[DIRECTIONS FOR THIS TASK]
Check each line of the records below for the word "其他文化旅游体育与传媒支出" and copy those where it appears.

[SOURCE RECORDS]
____
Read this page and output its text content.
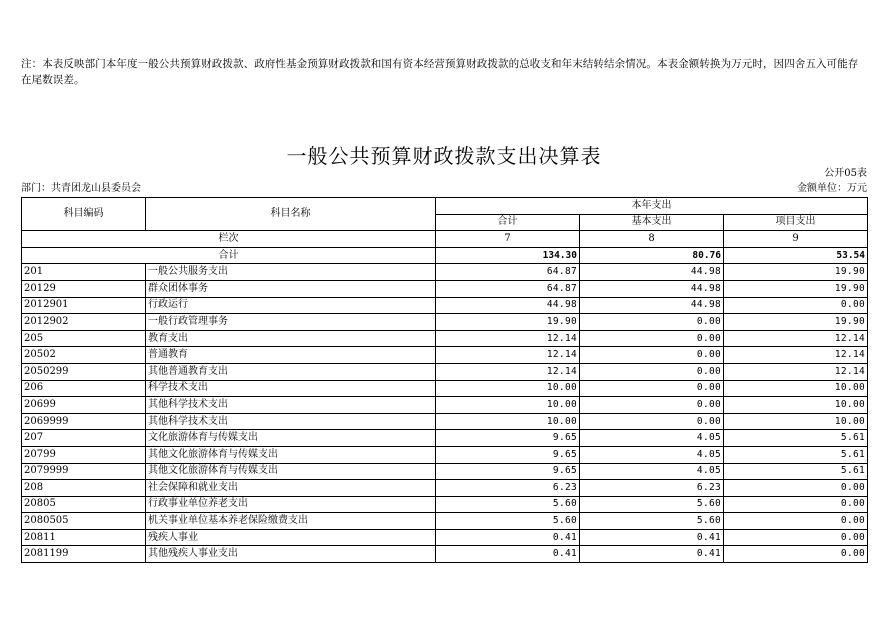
注：本表反映部门本年度一般公共预算财政拨款、政府性基金预算财政拨款和国有资本经营预算财政拨款的总收支和年末结转结余情况。本表金额转换为万元时，因四舍五入可能存在尾数误差。
一般公共预算财政拨款支出决算表
公开05表
部门：共青团龙山县委员会	金额单位：万元
科目编码	科目名称	本年支出		
		合计	基本支出	项目支出
栏次		7	8	9
合计		134.30	80.76	53.54
201	一般公共服务支出	64.87	44.98	19.90
20129	群众团体事务	64.87	44.98	19.90
2012901	行政运行	44.98	44.98	0.00
2012902	一般行政管理事务	19.90	0.00	19.90
205	教育支出	12.14	0.00	12.14
20502	普通教育	12.14	0.00	12.14
2050299	其他普通教育支出	12.14	0.00	12.14
206	科学技术支出	10.00	0.00	10.00
20699	其他科学技术支出	10.00	0.00	10.00
2069999	其他科学技术支出	10.00	0.00	10.00
207	文化旅游体育与传媒支出	9.65	4.05	5.61
20799	其他文化旅游体育与传媒支出	9.65	4.05	5.61
2079999	其他文化旅游体育与传媒支出	9.65	4.05	5.61
208	社会保障和就业支出	6.23	6.23	0.00
20805	行政事业单位养老支出	5.60	5.60	0.00
2080505	机关事业单位基本养老保险缴费支出	5.60	5.60	0.00
20811	残疾人事业	0.41	0.41	0.00
2081199	其他残疾人事业支出	0.41	0.41	0.00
____
[EXPECTED ANSWER]
20799	其他文化旅游体育与传媒支出	9.65	4.05	5.61
2079999	其他文化旅游体育与传媒支出	9.65	4.05	5.61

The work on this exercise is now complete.